* **DATA EXTRACT**:
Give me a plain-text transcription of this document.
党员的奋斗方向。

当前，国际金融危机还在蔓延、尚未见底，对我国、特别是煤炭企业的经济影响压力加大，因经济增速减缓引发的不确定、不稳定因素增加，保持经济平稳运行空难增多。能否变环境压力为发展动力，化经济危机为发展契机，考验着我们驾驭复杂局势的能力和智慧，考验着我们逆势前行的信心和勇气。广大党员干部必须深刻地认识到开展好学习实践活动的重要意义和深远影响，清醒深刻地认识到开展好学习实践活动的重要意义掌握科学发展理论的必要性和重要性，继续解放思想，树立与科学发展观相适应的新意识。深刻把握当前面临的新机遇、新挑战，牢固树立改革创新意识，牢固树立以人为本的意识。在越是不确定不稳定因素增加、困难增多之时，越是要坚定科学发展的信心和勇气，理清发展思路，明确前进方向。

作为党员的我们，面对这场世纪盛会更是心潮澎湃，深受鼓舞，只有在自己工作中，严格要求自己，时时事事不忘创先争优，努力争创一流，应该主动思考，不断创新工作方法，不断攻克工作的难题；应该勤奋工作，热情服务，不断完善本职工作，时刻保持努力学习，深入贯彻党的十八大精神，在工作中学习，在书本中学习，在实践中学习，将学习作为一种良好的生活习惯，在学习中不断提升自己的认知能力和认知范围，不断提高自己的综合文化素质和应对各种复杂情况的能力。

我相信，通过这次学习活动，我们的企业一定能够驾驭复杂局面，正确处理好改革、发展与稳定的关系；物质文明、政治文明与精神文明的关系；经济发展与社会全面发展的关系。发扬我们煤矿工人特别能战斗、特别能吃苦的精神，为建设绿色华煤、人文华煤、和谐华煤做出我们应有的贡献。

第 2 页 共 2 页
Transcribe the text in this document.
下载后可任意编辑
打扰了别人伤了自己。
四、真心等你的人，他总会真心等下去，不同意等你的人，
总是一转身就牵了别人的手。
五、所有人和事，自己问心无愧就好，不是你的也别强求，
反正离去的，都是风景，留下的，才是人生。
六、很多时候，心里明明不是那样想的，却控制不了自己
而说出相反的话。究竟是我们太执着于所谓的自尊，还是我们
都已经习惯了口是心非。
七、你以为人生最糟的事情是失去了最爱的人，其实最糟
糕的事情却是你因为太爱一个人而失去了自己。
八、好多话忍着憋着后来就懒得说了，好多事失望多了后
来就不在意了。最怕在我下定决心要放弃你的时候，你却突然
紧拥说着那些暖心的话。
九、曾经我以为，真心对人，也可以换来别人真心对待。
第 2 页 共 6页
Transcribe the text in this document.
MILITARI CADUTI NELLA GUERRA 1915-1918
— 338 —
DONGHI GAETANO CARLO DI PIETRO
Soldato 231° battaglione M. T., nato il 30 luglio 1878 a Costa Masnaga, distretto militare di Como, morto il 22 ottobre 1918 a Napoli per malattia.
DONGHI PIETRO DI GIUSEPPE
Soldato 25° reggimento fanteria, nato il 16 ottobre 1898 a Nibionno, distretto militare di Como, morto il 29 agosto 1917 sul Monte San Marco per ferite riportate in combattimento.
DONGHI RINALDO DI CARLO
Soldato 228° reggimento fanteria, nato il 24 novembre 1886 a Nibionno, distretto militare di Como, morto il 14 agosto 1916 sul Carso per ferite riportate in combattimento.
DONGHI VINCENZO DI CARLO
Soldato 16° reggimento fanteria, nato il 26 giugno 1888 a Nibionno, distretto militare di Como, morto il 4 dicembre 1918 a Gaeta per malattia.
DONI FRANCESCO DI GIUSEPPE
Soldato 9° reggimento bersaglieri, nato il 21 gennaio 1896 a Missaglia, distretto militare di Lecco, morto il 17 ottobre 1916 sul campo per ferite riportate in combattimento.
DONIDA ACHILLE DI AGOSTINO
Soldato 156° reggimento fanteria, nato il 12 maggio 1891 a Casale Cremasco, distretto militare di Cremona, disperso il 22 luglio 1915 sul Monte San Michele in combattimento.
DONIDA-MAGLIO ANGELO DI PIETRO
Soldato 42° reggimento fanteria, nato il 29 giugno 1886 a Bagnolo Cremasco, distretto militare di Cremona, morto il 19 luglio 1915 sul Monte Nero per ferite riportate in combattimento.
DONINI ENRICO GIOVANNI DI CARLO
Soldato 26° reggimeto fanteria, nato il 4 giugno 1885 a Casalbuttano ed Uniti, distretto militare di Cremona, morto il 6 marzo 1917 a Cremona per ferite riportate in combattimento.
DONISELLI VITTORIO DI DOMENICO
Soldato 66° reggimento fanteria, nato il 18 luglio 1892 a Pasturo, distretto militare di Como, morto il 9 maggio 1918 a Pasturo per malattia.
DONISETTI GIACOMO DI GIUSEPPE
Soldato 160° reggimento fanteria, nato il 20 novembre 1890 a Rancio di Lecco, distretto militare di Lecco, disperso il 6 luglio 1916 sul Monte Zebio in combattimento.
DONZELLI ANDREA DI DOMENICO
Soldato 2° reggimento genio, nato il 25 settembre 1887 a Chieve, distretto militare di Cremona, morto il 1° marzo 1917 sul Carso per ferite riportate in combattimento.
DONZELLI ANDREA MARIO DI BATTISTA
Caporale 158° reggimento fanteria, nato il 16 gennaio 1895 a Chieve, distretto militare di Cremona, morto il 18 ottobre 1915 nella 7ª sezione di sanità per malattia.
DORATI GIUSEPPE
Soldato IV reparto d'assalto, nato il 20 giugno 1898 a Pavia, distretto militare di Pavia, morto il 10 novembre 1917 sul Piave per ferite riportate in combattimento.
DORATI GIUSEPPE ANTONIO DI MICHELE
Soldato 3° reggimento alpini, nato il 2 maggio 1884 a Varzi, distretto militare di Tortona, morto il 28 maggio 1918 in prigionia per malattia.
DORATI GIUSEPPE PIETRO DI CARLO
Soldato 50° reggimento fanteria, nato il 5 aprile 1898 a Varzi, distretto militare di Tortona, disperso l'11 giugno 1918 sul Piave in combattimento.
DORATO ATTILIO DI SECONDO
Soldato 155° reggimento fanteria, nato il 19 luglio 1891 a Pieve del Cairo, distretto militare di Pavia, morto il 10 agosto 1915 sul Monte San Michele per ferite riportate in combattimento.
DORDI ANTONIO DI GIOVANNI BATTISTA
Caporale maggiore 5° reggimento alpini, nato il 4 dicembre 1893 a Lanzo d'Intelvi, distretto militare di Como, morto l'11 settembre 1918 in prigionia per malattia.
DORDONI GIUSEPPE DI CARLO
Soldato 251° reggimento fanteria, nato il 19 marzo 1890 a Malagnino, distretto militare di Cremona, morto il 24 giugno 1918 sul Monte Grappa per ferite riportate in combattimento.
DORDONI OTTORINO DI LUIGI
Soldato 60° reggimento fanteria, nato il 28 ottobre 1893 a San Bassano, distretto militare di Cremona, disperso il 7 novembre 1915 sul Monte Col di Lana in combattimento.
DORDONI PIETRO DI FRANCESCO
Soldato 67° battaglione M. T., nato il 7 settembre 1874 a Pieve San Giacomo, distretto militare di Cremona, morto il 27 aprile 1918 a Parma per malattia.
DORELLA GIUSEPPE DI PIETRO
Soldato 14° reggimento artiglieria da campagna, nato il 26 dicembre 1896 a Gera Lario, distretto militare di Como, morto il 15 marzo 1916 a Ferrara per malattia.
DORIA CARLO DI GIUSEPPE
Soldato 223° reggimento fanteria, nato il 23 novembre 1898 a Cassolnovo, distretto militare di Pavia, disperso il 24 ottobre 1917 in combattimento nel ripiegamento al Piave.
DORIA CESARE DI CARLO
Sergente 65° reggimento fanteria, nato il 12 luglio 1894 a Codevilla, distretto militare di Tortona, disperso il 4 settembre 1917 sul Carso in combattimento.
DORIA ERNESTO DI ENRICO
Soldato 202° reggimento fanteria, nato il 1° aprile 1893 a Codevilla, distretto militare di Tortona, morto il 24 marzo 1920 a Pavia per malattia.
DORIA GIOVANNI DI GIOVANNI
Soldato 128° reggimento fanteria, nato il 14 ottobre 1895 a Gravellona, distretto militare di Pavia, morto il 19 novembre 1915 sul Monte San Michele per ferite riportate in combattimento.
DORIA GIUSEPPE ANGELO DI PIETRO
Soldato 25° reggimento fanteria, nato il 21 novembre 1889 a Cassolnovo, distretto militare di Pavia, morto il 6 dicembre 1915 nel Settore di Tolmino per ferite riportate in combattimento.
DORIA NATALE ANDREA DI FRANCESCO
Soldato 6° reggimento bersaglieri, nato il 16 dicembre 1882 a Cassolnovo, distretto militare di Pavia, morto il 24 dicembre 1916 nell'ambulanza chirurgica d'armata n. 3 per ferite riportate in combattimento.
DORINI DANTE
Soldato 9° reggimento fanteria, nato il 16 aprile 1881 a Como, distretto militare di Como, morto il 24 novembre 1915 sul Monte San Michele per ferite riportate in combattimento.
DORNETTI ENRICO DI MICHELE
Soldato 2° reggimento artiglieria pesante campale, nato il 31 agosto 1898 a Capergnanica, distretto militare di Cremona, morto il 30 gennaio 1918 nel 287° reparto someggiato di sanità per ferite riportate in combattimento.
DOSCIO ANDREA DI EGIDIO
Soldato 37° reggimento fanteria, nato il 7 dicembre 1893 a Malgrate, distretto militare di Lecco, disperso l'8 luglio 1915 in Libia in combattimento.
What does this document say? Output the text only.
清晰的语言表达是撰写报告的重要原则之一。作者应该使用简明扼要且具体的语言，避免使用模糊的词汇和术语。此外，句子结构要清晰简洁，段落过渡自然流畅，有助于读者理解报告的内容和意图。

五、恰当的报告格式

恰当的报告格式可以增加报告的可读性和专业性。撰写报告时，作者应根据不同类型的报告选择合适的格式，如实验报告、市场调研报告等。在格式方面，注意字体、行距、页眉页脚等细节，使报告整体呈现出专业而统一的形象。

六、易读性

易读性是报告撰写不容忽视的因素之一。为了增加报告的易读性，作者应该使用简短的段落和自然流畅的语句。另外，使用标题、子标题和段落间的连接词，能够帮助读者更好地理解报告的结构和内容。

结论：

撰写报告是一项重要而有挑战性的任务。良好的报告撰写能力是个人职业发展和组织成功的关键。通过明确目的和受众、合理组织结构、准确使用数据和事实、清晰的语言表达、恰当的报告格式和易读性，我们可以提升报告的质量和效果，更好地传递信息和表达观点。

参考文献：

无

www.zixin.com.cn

* **SET TASK**: Write the lines out verbatim, from the one with "What does this" through the last line of the entries, and stop there.

* **ANSWER TO THE EXERCISE**:
What does this document say? Output the text only.
清晰的语言表达是撰写报告的重要原则之一。作者应该使用简明扼要且具体的语言，避免使用模糊的词汇和术语。此外，句子结构要清晰简洁，段落过渡自然流畅，有助于读者理解报告的内容和意图。

五、恰当的报告格式

恰当的报告格式可以增加报告的可读性和专业性。撰写报告时，作者应根据不同类型的报告选择合适的格式，如实验报告、市场调研报告等。在格式方面，注意字体、行距、页眉页脚等细节，使报告整体呈现出专业而统一的形象。

六、易读性

易读性是报告撰写不容忽视的因素之一。为了增加报告的易读性，作者应该使用简短的段落和自然流畅的语句。另外，使用标题、子标题和段落间的连接词，能够帮助读者更好地理解报告的结构和内容。

结论：

撰写报告是一项重要而有挑战性的任务。良好的报告撰写能力是个人职业发展和组织成功的关键。通过明确目的和受众、合理组织结构、准确使用数据和事实、清晰的语言表达、恰当的报告格式和易读性，我们可以提升报告的质量和效果，更好地传递信息和表达观点。

参考文献：

无

www.zixin.com.cn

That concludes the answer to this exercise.